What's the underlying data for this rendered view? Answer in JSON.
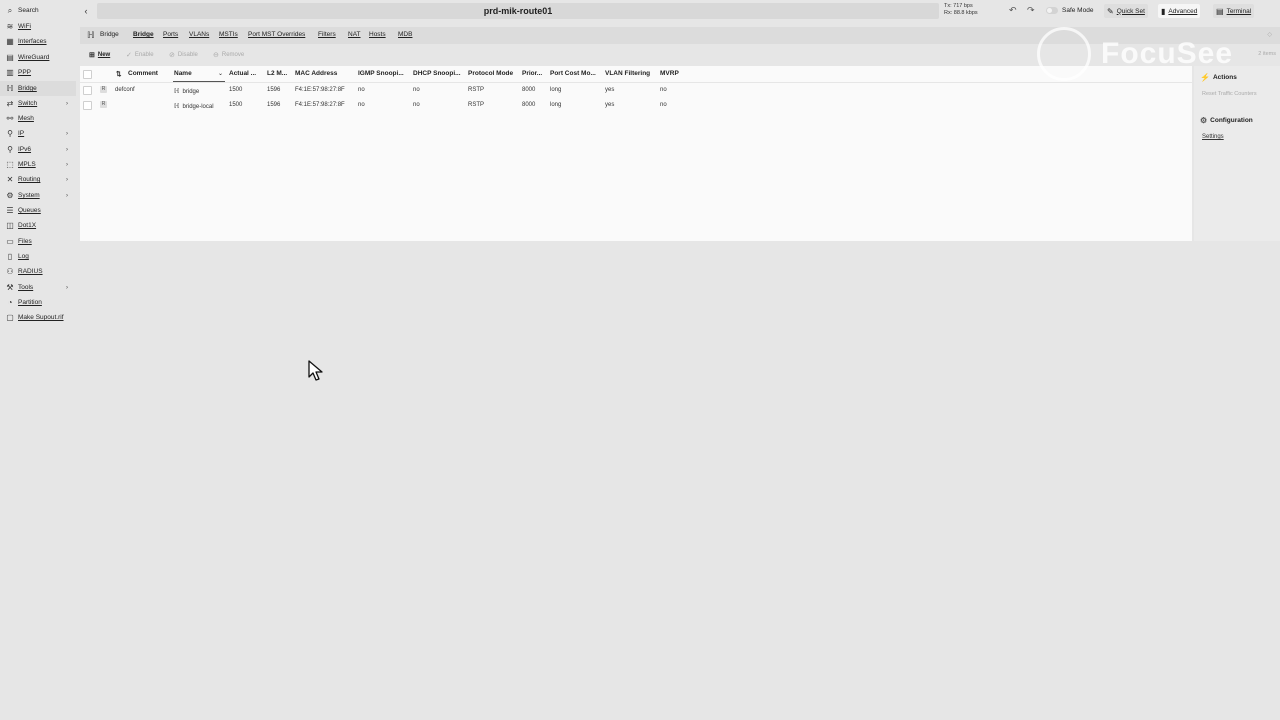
{
  "window": {
    "title": "prd-mik-route01"
  },
  "traffic": {
    "tx": "Tx: 717 bps",
    "rx": "Rx: 88.8 kbps"
  },
  "topbar": {
    "safe_mode": "Safe Mode",
    "quick_set": "Quick Set",
    "advanced": "Advanced",
    "terminal": "Terminal"
  },
  "sidebar": {
    "items": [
      {
        "label": "Search",
        "icon": "search-icon"
      },
      {
        "label": "WiFi",
        "icon": "wifi-icon"
      },
      {
        "label": "Interfaces",
        "icon": "interfaces-icon"
      },
      {
        "label": "WireGuard",
        "icon": "wireguard-icon"
      },
      {
        "label": "PPP",
        "icon": "ppp-icon"
      },
      {
        "label": "Bridge",
        "icon": "bridge-icon"
      },
      {
        "label": "Switch",
        "icon": "switch-icon"
      },
      {
        "label": "Mesh",
        "icon": "mesh-icon"
      },
      {
        "label": "IP",
        "icon": "ip-icon"
      },
      {
        "label": "IPv6",
        "icon": "ipv6-icon"
      },
      {
        "label": "MPLS",
        "icon": "mpls-icon"
      },
      {
        "label": "Routing",
        "icon": "routing-icon"
      },
      {
        "label": "System",
        "icon": "system-icon"
      },
      {
        "label": "Queues",
        "icon": "queues-icon"
      },
      {
        "label": "Dot1X",
        "icon": "dot1x-icon"
      },
      {
        "label": "Files",
        "icon": "files-icon"
      },
      {
        "label": "Log",
        "icon": "log-icon"
      },
      {
        "label": "RADIUS",
        "icon": "radius-icon"
      },
      {
        "label": "Tools",
        "icon": "tools-icon"
      },
      {
        "label": "Partition",
        "icon": "partition-icon"
      },
      {
        "label": "Make Supout.rif",
        "icon": "supout-icon"
      }
    ]
  },
  "menu": {
    "title": "Bridge",
    "tabs": [
      "Bridge",
      "Ports",
      "VLANs",
      "MSTIs",
      "Port MST Overrides",
      "Filters",
      "NAT",
      "Hosts",
      "MDB"
    ]
  },
  "toolbar": {
    "new": "New",
    "enable": "Enable",
    "disable": "Disable",
    "remove": "Remove",
    "count": "2 items"
  },
  "table": {
    "columns": [
      "Comment",
      "Name",
      "Actual ...",
      "L2 M...",
      "MAC Address",
      "IGMP Snoopi...",
      "DHCP Snoopi...",
      "Protocol Mode",
      "Prior...",
      "Port Cost Mo...",
      "VLAN Filtering",
      "MVRP"
    ],
    "rows": [
      {
        "flag": "R",
        "comment": "defconf",
        "name": "bridge",
        "actual_mtu": "1500",
        "l2mtu": "1596",
        "mac": "F4:1E:57:98:27:8F",
        "igmp": "no",
        "dhcp": "no",
        "protocol": "RSTP",
        "priority": "8000",
        "port_cost": "long",
        "vlan_filtering": "yes",
        "mvrp": "no"
      },
      {
        "flag": "R",
        "comment": "",
        "name": "bridge-local",
        "actual_mtu": "1500",
        "l2mtu": "1596",
        "mac": "F4:1E:57:98:27:8F",
        "igmp": "no",
        "dhcp": "no",
        "protocol": "RSTP",
        "priority": "8000",
        "port_cost": "long",
        "vlan_filtering": "yes",
        "mvrp": "no"
      }
    ]
  },
  "right_panel": {
    "actions_title": "Actions",
    "reset_counters": "Reset Traffic Counters",
    "configuration_title": "Configuration",
    "settings": "Settings"
  },
  "watermark": {
    "text": "FocuSee"
  }
}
# # # # # # #
What the task asks: Output the records above exactly; leave out the pictures.

Reply to the exercise:
What's the underlying data for this rendered view? Answer in JSON.
{
  "window": {
    "title": "prd-mik-route01"
  },
  "traffic": {
    "tx": "Tx: 717 bps",
    "rx": "Rx: 88.8 kbps"
  },
  "topbar": {
    "safe_mode": "Safe Mode",
    "quick_set": "Quick Set",
    "advanced": "Advanced",
    "terminal": "Terminal"
  },
  "sidebar": {
    "items": [
      {
        "label": "Search",
        "icon": "search-icon"
      },
      {
        "label": "WiFi",
        "icon": "wifi-icon"
      },
      {
        "label": "Interfaces",
        "icon": "interfaces-icon"
      },
      {
        "label": "WireGuard",
        "icon": "wireguard-icon"
      },
      {
        "label": "PPP",
        "icon": "ppp-icon"
      },
      {
        "label": "Bridge",
        "icon": "bridge-icon"
      },
      {
        "label": "Switch",
        "icon": "switch-icon"
      },
      {
        "label": "Mesh",
        "icon": "mesh-icon"
      },
      {
        "label": "IP",
        "icon": "ip-icon"
      },
      {
        "label": "IPv6",
        "icon": "ipv6-icon"
      },
      {
        "label": "MPLS",
        "icon": "mpls-icon"
      },
      {
        "label": "Routing",
        "icon": "routing-icon"
      },
      {
        "label": "System",
        "icon": "system-icon"
      },
      {
        "label": "Queues",
        "icon": "queues-icon"
      },
      {
        "label": "Dot1X",
        "icon": "dot1x-icon"
      },
      {
        "label": "Files",
        "icon": "files-icon"
      },
      {
        "label": "Log",
        "icon": "log-icon"
      },
      {
        "label": "RADIUS",
        "icon": "radius-icon"
      },
      {
        "label": "Tools",
        "icon": "tools-icon"
      },
      {
        "label": "Partition",
        "icon": "partition-icon"
      },
      {
        "label": "Make Supout.rif",
        "icon": "supout-icon"
      }
    ]
  },
  "menu": {
    "title": "Bridge",
    "tabs": [
      "Bridge",
      "Ports",
      "VLANs",
      "MSTIs",
      "Port MST Overrides",
      "Filters",
      "NAT",
      "Hosts",
      "MDB"
    ]
  },
  "toolbar": {
    "new": "New",
    "enable": "Enable",
    "disable": "Disable",
    "remove": "Remove",
    "count": "2 items"
  },
  "table": {
    "columns": [
      "Comment",
      "Name",
      "Actual ...",
      "L2 M...",
      "MAC Address",
      "IGMP Snoopi...",
      "DHCP Snoopi...",
      "Protocol Mode",
      "Prior...",
      "Port Cost Mo...",
      "VLAN Filtering",
      "MVRP"
    ],
    "rows": [
      {
        "flag": "R",
        "comment": "defconf",
        "name": "bridge",
        "actual_mtu": "1500",
        "l2mtu": "1596",
        "mac": "F4:1E:57:98:27:8F",
        "igmp": "no",
        "dhcp": "no",
        "protocol": "RSTP",
        "priority": "8000",
        "port_cost": "long",
        "vlan_filtering": "yes",
        "mvrp": "no"
      },
      {
        "flag": "R",
        "comment": "",
        "name": "bridge-local",
        "actual_mtu": "1500",
        "l2mtu": "1596",
        "mac": "F4:1E:57:98:27:8F",
        "igmp": "no",
        "dhcp": "no",
        "protocol": "RSTP",
        "priority": "8000",
        "port_cost": "long",
        "vlan_filtering": "yes",
        "mvrp": "no"
      }
    ]
  },
  "right_panel": {
    "actions_title": "Actions",
    "reset_counters": "Reset Traffic Counters",
    "configuration_title": "Configuration",
    "settings": "Settings"
  },
  "watermark": {
    "text": "FocuSee"
  }
}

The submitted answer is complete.